►
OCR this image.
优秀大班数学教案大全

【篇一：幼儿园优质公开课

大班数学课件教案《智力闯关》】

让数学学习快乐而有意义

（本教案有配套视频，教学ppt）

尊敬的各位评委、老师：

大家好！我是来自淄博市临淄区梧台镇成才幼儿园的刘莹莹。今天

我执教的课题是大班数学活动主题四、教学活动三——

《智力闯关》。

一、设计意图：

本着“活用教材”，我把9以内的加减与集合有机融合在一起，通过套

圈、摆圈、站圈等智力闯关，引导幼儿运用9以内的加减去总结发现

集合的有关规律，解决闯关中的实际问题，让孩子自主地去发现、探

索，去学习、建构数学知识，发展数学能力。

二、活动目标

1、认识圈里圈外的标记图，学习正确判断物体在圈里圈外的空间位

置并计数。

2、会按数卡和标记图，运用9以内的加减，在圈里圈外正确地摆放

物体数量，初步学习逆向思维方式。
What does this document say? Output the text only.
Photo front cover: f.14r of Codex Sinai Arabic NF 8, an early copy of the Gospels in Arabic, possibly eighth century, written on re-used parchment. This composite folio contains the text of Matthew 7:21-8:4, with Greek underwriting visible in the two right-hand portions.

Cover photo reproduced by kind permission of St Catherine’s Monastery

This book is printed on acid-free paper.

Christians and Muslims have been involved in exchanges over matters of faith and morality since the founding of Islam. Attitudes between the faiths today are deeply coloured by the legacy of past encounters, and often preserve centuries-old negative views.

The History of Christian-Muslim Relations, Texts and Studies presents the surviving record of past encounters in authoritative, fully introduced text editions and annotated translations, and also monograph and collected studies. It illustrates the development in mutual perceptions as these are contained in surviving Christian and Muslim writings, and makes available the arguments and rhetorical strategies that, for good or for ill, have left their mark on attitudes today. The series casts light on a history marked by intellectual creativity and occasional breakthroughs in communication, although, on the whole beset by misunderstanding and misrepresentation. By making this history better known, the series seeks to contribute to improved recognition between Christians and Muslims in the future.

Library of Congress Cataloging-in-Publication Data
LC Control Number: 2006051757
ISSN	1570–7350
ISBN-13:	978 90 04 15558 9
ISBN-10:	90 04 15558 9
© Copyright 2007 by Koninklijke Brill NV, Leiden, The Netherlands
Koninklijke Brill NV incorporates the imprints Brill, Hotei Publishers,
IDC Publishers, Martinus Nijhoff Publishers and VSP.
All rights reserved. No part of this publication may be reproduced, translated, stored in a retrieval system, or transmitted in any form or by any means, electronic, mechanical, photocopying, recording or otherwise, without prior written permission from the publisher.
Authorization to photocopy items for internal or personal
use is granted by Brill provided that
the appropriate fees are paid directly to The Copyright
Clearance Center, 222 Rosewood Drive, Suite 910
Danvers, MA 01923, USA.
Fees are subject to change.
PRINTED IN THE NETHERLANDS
◄
• [STATED GOAL]
In the listing above, how many lines hold the word "Publishers"? Give the number and nothing more.

• [FULL SOLUTION]
2